§ TASK TO CARRY OUT
All that is needed is a count of the lines in this data that contain the word "choice".
##########
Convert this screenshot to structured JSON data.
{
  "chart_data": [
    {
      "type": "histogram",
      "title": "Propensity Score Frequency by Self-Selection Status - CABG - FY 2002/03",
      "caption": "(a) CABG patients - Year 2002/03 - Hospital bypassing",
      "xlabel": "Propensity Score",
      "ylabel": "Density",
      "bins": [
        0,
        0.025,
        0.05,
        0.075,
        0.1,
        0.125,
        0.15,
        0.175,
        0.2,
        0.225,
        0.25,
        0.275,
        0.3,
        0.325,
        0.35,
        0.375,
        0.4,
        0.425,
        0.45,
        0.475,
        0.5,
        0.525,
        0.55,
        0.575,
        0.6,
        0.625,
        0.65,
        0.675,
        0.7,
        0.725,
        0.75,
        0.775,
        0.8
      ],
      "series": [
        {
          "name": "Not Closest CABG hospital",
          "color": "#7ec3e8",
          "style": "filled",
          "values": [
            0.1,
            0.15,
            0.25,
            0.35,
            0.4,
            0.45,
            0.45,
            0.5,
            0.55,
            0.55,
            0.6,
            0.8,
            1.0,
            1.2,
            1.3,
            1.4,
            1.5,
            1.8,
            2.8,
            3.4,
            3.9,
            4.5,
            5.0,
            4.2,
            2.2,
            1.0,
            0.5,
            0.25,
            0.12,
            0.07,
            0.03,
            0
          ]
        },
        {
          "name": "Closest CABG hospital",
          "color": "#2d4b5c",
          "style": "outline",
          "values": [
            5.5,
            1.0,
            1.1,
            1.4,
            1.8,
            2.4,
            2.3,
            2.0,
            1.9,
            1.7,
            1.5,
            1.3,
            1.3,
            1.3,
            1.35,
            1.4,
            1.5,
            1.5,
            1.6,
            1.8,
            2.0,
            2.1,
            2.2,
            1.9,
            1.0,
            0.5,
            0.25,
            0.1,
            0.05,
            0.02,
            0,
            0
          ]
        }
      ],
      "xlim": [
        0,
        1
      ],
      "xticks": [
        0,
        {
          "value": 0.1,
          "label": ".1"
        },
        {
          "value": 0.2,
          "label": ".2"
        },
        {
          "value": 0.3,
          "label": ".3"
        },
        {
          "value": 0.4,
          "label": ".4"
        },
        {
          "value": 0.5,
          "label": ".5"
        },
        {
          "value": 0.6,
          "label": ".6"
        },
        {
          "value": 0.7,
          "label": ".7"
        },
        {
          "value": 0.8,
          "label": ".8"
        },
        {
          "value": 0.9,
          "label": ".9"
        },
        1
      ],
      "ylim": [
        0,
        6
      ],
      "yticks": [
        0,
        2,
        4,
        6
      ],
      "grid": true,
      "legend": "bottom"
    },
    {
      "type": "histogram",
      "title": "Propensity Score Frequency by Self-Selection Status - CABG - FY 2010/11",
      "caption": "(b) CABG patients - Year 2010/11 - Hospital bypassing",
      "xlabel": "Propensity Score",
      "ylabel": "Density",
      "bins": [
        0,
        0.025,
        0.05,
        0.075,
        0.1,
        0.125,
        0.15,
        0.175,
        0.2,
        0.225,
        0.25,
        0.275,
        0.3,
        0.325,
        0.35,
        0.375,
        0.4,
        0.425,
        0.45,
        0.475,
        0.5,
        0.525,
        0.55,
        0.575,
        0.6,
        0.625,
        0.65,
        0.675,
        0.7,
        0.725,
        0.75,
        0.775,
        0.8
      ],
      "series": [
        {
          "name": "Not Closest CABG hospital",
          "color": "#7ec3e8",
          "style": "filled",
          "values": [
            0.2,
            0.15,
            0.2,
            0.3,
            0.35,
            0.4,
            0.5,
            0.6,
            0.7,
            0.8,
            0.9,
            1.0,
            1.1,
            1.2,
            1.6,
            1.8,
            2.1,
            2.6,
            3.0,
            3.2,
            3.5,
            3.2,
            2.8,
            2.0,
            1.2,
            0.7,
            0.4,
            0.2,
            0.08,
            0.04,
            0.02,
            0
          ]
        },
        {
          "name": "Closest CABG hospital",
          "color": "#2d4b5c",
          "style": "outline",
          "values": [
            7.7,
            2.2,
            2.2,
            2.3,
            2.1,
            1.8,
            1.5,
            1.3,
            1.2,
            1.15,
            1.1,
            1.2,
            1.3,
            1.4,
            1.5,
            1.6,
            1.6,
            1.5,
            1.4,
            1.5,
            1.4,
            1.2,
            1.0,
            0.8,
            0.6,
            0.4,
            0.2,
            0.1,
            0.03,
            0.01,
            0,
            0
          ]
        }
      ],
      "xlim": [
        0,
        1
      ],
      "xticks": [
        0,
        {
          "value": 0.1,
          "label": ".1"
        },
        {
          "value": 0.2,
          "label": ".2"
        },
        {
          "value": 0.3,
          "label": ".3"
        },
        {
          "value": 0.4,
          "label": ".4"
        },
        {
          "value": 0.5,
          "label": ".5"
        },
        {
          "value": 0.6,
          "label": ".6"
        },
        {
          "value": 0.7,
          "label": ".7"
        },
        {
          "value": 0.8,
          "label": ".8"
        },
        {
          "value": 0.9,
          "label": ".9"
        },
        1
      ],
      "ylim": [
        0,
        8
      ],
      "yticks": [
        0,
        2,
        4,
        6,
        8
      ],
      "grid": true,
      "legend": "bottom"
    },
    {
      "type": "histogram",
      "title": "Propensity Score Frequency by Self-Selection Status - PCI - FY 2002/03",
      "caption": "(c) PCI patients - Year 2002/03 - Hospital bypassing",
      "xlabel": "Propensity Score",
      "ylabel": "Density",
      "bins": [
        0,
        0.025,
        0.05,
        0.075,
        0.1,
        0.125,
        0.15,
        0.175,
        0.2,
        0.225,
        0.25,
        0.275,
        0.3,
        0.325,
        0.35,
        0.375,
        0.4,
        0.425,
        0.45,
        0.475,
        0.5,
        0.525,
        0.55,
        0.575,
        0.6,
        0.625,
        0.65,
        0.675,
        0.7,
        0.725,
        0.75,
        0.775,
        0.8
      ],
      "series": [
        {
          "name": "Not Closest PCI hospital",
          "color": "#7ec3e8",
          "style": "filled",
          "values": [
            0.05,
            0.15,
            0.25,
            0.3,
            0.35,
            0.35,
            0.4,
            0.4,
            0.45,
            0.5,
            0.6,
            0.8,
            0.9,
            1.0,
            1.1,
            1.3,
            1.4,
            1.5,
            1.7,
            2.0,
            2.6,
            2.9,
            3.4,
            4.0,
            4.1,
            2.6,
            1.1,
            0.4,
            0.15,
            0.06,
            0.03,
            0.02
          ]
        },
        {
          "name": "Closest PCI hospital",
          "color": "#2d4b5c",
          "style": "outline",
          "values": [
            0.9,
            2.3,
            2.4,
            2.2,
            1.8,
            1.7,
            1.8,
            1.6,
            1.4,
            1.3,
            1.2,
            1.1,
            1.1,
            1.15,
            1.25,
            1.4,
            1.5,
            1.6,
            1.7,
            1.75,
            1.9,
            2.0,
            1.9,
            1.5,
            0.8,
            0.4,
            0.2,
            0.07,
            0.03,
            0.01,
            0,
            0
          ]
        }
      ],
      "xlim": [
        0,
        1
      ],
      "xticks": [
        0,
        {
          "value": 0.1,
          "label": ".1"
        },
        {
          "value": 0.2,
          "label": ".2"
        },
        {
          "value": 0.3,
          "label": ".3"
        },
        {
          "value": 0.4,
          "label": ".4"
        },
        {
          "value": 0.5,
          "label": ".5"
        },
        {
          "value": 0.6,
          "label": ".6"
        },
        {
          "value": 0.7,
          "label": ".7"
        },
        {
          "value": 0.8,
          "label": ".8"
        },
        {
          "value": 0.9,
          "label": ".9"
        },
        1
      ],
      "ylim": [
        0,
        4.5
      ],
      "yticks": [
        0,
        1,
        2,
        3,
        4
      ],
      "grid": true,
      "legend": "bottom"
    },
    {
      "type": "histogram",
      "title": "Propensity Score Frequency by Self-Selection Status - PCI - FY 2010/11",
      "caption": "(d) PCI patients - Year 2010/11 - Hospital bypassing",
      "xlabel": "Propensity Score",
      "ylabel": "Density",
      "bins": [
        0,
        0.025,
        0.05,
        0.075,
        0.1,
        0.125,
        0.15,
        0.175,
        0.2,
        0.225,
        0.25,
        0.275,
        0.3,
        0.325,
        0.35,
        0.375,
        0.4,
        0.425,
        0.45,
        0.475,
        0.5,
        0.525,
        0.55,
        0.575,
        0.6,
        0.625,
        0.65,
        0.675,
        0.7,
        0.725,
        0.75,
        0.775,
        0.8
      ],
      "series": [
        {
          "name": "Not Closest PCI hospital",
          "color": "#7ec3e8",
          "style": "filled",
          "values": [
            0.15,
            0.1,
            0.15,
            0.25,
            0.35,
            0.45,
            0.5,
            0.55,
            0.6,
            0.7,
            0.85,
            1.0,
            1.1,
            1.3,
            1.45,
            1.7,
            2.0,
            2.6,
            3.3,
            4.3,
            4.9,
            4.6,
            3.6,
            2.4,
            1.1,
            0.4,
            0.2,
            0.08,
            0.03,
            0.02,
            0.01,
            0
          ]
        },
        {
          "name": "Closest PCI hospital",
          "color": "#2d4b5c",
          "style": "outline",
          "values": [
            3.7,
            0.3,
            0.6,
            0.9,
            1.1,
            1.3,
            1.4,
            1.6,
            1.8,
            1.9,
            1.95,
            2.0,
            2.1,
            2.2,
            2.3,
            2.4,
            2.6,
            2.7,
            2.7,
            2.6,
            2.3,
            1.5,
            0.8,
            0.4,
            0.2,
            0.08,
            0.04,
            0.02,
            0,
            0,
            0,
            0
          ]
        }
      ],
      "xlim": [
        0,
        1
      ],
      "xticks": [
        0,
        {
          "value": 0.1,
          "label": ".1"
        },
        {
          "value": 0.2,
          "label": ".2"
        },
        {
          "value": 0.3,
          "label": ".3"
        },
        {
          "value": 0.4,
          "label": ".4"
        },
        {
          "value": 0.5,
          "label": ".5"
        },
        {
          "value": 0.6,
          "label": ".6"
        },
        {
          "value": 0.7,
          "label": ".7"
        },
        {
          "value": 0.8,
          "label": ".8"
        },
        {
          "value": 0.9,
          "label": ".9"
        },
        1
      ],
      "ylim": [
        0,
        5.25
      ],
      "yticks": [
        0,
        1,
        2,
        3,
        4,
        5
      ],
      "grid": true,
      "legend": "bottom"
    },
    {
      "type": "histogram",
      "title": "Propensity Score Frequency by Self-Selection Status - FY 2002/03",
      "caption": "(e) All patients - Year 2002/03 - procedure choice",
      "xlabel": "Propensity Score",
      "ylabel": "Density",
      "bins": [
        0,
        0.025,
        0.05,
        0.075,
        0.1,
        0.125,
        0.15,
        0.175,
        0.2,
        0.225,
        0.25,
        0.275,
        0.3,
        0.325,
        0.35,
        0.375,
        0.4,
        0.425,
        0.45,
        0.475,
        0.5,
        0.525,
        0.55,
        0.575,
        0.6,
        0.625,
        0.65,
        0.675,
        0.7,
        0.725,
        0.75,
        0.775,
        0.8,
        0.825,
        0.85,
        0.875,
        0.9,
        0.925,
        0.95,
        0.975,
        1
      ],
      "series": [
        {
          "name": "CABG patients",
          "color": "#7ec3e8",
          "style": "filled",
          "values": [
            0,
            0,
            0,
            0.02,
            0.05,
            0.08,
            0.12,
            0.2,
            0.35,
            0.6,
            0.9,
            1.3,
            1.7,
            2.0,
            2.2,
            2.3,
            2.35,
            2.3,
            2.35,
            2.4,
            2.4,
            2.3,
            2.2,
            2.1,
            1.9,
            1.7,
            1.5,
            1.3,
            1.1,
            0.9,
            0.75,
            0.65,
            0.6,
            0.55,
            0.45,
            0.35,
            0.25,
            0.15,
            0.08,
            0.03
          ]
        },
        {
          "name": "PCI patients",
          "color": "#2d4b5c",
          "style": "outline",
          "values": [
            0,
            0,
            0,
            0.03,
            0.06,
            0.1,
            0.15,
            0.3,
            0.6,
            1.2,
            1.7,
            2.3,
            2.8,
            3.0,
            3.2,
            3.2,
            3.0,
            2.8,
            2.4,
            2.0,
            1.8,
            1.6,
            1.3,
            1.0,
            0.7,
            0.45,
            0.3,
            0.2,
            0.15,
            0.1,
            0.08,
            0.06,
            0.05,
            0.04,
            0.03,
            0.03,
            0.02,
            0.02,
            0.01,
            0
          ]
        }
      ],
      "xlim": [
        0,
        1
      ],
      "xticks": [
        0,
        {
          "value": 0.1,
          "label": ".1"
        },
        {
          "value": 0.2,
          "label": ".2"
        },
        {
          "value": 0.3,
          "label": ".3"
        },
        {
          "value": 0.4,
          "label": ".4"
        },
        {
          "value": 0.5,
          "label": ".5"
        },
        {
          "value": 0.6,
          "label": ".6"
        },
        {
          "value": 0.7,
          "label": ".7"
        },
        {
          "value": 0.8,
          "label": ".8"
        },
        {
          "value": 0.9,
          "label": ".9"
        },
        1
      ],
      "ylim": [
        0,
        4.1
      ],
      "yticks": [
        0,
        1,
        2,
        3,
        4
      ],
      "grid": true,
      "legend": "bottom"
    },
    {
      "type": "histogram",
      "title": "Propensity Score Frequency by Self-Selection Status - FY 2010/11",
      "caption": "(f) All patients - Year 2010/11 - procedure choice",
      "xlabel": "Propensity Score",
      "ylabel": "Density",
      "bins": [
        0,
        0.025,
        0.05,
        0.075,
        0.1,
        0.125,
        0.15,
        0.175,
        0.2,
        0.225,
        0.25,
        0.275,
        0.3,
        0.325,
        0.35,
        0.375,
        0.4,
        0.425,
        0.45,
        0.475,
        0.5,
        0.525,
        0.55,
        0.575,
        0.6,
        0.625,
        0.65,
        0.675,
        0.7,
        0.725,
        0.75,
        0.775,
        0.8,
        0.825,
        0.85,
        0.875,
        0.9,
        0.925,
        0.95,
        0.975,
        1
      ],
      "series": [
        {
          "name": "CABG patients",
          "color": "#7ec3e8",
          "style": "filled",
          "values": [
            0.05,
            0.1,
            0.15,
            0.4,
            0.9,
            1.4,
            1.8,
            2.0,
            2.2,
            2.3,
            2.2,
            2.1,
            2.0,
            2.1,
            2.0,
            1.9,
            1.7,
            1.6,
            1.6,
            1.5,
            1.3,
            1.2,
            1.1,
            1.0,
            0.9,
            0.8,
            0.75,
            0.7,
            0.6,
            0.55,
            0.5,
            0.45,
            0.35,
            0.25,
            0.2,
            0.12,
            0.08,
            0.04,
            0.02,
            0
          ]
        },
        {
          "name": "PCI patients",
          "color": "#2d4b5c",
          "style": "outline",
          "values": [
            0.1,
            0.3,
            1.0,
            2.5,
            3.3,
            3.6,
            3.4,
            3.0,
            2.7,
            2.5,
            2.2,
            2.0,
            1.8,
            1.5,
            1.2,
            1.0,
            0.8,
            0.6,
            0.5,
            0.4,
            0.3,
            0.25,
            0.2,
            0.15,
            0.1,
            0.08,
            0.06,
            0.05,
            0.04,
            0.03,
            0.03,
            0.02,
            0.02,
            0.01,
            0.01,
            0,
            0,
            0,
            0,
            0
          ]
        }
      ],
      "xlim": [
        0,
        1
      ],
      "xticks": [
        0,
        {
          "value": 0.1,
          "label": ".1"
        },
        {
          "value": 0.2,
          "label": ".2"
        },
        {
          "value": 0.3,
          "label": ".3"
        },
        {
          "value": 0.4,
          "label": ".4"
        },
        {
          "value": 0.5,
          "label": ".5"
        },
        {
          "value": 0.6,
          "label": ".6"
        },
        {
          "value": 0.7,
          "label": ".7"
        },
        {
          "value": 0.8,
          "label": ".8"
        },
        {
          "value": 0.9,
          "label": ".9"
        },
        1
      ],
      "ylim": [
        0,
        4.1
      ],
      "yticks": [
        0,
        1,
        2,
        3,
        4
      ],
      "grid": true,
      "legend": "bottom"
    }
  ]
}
##########
§ ANSWER TO THIS TASK
2